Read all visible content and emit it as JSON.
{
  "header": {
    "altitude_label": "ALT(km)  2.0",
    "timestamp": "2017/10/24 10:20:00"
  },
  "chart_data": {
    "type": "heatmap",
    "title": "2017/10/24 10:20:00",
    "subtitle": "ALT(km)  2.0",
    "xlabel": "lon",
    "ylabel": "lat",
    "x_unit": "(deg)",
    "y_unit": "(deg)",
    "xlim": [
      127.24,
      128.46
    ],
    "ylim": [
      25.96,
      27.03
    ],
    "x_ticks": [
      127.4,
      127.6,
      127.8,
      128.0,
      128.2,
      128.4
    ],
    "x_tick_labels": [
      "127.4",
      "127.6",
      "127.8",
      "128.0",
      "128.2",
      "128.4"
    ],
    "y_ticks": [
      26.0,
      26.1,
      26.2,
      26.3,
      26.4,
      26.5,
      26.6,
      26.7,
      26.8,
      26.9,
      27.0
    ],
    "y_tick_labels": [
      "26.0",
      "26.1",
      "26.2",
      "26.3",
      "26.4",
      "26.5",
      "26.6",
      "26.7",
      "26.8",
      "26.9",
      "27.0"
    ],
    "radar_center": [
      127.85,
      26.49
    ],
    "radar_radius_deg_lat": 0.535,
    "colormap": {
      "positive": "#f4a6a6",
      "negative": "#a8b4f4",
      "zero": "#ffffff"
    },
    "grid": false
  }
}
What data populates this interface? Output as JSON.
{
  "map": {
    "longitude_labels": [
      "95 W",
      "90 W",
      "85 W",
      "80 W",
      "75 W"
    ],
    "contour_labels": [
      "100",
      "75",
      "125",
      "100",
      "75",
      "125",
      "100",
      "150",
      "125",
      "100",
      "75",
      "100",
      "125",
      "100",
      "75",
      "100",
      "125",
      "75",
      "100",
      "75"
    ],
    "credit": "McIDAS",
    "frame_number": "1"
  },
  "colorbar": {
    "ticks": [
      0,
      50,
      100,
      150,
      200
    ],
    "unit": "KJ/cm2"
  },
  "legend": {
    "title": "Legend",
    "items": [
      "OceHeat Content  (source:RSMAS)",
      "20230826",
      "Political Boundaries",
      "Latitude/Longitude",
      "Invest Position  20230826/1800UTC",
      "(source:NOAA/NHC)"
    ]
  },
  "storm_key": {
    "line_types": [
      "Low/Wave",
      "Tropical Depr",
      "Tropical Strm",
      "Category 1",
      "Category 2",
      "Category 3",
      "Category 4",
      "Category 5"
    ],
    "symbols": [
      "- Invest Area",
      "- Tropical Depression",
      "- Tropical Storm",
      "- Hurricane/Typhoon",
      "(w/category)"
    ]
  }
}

- - - - - - -

◆ **THE EXERCISE**: Write out again, unchanged, every line from the line containing "What data populates" to the final line of the material above.

◆ **SOLUTION**:
What data populates this interface? Output as JSON.
{
  "map": {
    "longitude_labels": [
      "95 W",
      "90 W",
      "85 W",
      "80 W",
      "75 W"
    ],
    "contour_labels": [
      "100",
      "75",
      "125",
      "100",
      "75",
      "125",
      "100",
      "150",
      "125",
      "100",
      "75",
      "100",
      "125",
      "100",
      "75",
      "100",
      "125",
      "75",
      "100",
      "75"
    ],
    "credit": "McIDAS",
    "frame_number": "1"
  },
  "colorbar": {
    "ticks": [
      0,
      50,
      100,
      150,
      200
    ],
    "unit": "KJ/cm2"
  },
  "legend": {
    "title": "Legend",
    "items": [
      "OceHeat Content  (source:RSMAS)",
      "20230826",
      "Political Boundaries",
      "Latitude/Longitude",
      "Invest Position  20230826/1800UTC",
      "(source:NOAA/NHC)"
    ]
  },
  "storm_key": {
    "line_types": [
      "Low/Wave",
      "Tropical Depr",
      "Tropical Strm",
      "Category 1",
      "Category 2",
      "Category 3",
      "Category 4",
      "Category 5"
    ],
    "symbols": [
      "- Invest Area",
      "- Tropical Depression",
      "- Tropical Storm",
      "- Hurricane/Typhoon",
      "(w/category)"
    ]
  }
}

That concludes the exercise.